### Recorded information
***

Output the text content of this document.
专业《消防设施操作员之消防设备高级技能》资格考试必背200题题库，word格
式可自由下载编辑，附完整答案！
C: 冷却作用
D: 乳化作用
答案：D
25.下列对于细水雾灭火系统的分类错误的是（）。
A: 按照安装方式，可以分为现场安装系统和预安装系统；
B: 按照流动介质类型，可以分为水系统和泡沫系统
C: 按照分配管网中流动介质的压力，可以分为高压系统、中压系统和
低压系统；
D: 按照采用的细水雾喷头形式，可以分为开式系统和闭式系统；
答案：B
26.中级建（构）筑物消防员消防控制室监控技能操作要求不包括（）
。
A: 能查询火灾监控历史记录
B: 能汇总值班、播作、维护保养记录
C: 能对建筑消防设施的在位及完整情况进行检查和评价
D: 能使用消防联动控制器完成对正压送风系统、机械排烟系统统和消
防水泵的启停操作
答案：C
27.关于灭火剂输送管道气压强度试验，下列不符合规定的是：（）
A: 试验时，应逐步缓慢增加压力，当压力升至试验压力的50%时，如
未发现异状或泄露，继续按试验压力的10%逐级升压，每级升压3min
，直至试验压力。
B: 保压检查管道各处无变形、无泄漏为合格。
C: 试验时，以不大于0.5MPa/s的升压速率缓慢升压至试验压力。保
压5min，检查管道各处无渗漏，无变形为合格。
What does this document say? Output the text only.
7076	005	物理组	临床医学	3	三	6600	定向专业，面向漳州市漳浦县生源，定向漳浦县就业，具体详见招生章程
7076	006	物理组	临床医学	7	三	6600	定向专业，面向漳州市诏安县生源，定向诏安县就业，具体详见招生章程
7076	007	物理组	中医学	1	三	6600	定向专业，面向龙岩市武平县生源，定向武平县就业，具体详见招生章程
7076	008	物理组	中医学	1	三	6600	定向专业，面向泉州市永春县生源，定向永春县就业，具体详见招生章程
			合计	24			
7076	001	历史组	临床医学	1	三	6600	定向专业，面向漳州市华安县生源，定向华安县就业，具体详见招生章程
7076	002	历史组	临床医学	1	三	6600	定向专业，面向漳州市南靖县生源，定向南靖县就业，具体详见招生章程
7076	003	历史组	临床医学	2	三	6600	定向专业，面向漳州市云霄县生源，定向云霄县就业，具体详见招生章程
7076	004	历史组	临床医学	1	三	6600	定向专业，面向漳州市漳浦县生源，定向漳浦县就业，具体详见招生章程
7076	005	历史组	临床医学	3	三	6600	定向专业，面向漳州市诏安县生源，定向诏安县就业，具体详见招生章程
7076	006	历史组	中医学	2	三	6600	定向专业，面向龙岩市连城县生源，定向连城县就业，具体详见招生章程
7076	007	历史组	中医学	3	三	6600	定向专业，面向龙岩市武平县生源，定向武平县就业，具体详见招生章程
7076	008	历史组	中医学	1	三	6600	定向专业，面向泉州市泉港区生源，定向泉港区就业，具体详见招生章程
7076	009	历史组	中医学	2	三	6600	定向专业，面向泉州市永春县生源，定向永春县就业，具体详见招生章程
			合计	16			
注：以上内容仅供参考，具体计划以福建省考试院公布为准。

***

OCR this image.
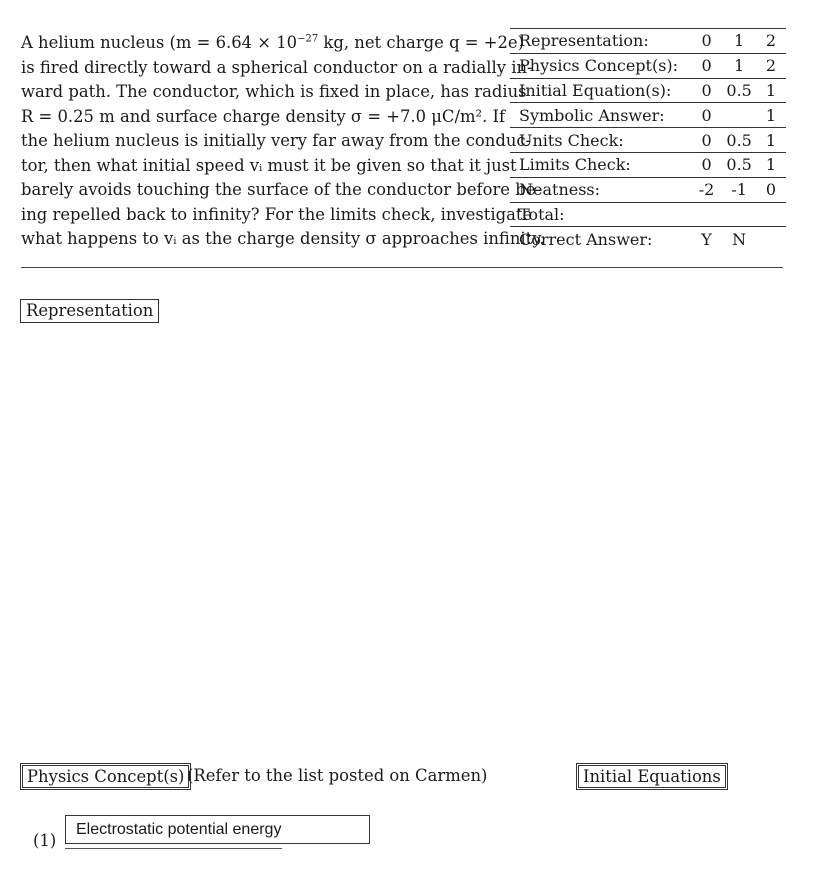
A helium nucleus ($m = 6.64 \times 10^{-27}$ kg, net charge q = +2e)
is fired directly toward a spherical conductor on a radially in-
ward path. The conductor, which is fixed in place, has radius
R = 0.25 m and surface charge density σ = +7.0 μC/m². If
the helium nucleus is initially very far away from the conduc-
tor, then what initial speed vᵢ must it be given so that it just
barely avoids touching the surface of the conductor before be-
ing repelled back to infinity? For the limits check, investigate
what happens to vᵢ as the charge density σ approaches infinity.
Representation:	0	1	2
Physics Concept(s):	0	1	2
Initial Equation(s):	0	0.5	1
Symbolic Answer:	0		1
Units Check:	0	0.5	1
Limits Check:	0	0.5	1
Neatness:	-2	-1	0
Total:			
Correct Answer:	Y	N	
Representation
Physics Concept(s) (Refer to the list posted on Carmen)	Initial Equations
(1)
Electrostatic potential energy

***

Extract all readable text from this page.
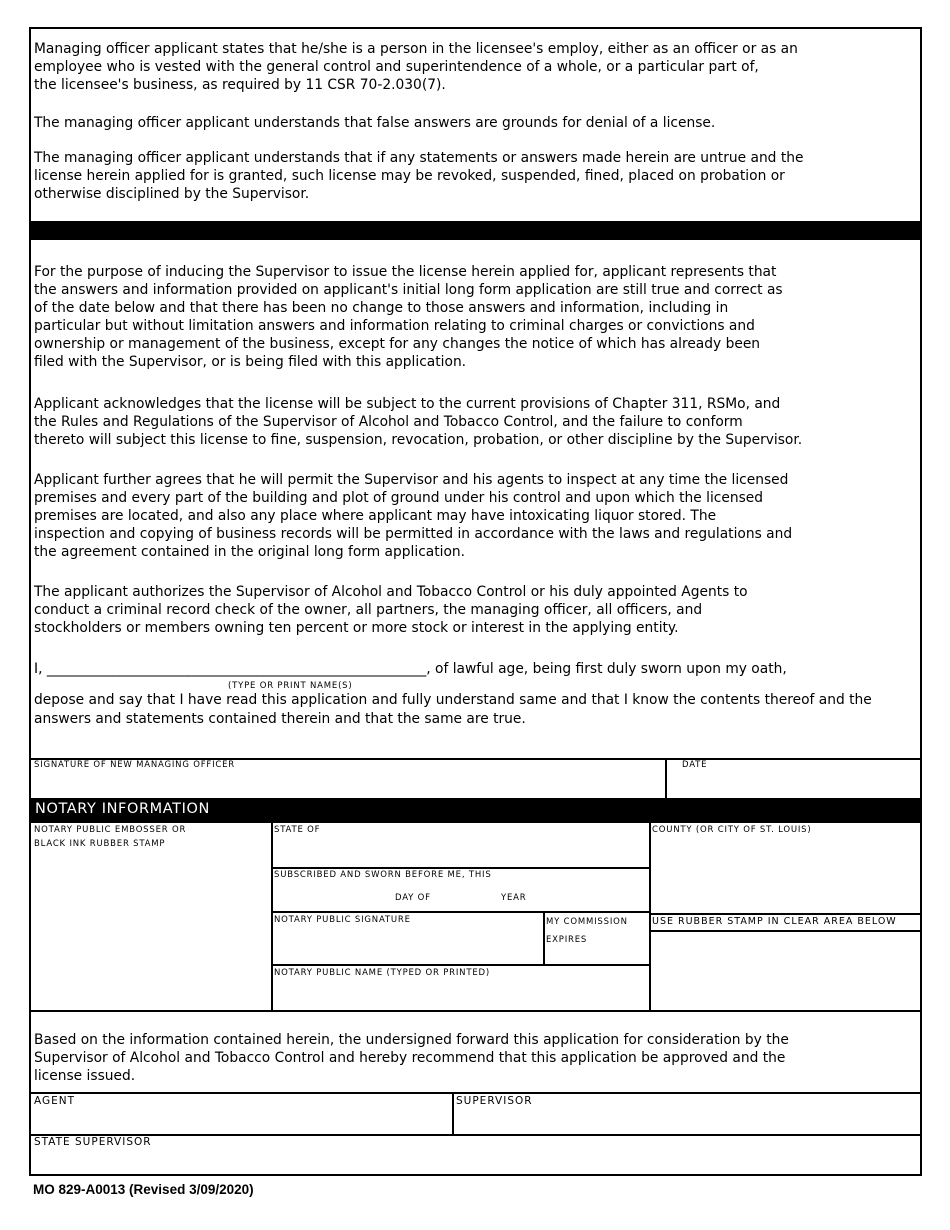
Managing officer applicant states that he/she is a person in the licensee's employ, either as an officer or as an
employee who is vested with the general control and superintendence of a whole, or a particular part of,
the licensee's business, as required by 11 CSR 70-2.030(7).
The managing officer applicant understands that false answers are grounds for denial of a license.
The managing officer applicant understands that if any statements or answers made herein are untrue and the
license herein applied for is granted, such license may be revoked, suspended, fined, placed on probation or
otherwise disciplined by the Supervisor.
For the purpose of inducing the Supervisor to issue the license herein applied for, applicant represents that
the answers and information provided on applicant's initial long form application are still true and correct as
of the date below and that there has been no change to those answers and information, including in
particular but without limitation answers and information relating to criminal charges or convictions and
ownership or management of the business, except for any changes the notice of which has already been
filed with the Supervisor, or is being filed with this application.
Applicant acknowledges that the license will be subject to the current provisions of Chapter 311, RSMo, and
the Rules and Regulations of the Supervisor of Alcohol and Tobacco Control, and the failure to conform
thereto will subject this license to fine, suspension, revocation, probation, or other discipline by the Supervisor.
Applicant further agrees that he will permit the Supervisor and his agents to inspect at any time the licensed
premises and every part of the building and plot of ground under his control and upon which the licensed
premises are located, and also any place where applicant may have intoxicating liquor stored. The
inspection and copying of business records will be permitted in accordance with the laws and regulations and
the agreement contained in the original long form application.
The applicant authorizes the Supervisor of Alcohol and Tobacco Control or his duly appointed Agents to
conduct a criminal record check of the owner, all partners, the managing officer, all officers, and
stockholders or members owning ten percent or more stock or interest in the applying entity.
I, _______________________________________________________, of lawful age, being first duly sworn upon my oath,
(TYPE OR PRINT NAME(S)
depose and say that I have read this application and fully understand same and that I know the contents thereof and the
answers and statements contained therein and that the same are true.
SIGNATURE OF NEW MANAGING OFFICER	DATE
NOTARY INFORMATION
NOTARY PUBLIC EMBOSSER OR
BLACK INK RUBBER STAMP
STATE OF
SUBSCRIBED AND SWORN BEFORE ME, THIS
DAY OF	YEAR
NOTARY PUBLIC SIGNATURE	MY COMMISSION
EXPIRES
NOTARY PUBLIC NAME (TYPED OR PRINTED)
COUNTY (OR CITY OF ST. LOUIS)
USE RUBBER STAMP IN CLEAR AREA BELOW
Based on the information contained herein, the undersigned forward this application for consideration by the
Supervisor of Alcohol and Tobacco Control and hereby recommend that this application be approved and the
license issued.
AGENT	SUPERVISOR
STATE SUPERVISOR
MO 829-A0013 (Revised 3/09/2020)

***

### Stated task
Look through the entries above. Extract each line with the word "which".

### Completed task
ward path. The conductor, which is fixed in place, has radius
ownership or management of the business, except for any changes the notice of which has already been
premises and every part of the building and plot of ground under his control and upon which the licensed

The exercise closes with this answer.